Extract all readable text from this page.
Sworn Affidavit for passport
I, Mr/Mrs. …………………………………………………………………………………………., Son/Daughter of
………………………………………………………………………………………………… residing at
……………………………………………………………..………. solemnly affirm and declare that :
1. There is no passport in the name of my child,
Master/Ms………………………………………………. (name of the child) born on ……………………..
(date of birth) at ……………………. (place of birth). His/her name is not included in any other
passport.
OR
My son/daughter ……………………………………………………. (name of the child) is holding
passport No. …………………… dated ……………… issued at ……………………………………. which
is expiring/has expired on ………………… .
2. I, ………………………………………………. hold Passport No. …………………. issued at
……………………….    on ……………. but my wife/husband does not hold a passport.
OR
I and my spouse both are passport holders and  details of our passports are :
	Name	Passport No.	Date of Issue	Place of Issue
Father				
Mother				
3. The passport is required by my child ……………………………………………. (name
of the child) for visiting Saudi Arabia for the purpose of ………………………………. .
··········
• _Task instructions_: Check each line of the entries for the string "issued". Copy the lines that have it.

• _Written response_:
passport No. …………………… dated ……………… issued at ……………………………………. which
2. I, ………………………………………………. hold Passport No. …………………. issued at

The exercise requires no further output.